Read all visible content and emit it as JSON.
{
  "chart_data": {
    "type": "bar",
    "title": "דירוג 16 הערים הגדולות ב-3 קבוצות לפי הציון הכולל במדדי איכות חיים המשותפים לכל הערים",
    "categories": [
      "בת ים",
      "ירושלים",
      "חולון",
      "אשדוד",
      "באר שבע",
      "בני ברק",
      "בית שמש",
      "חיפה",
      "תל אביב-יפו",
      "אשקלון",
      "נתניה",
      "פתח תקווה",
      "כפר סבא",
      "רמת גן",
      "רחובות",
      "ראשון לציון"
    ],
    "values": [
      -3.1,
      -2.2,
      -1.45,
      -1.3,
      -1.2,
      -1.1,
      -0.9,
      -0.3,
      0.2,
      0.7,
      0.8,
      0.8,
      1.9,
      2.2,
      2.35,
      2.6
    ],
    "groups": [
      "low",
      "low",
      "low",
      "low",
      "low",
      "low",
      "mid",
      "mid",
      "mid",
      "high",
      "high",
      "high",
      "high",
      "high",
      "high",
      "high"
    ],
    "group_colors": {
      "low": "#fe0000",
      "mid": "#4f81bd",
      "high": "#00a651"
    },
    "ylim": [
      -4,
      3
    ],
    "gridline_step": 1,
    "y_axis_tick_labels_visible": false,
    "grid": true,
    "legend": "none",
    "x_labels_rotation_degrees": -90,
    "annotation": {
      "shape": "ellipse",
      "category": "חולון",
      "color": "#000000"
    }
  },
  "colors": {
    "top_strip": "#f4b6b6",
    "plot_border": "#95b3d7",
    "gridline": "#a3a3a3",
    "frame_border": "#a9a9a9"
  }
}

*-*-*

**DO THIS:** Extract all of the data shown above without alteration.

**CORRECT RESULT:**
Read all visible content and emit it as JSON.
{
  "chart_data": {
    "type": "bar",
    "title": "דירוג 16 הערים הגדולות ב-3 קבוצות לפי הציון הכולל במדדי איכות חיים המשותפים לכל הערים",
    "categories": [
      "בת ים",
      "ירושלים",
      "חולון",
      "אשדוד",
      "באר שבע",
      "בני ברק",
      "בית שמש",
      "חיפה",
      "תל אביב-יפו",
      "אשקלון",
      "נתניה",
      "פתח תקווה",
      "כפר סבא",
      "רמת גן",
      "רחובות",
      "ראשון לציון"
    ],
    "values": [
      -3.1,
      -2.2,
      -1.45,
      -1.3,
      -1.2,
      -1.1,
      -0.9,
      -0.3,
      0.2,
      0.7,
      0.8,
      0.8,
      1.9,
      2.2,
      2.35,
      2.6
    ],
    "groups": [
      "low",
      "low",
      "low",
      "low",
      "low",
      "low",
      "mid",
      "mid",
      "mid",
      "high",
      "high",
      "high",
      "high",
      "high",
      "high",
      "high"
    ],
    "group_colors": {
      "low": "#fe0000",
      "mid": "#4f81bd",
      "high": "#00a651"
    },
    "ylim": [
      -4,
      3
    ],
    "gridline_step": 1,
    "y_axis_tick_labels_visible": false,
    "grid": true,
    "legend": "none",
    "x_labels_rotation_degrees": -90,
    "annotation": {
      "shape": "ellipse",
      "category": "חולון",
      "color": "#000000"
    }
  },
  "colors": {
    "top_strip": "#f4b6b6",
    "plot_border": "#95b3d7",
    "gridline": "#a3a3a3",
    "frame_border": "#a9a9a9"
  }
}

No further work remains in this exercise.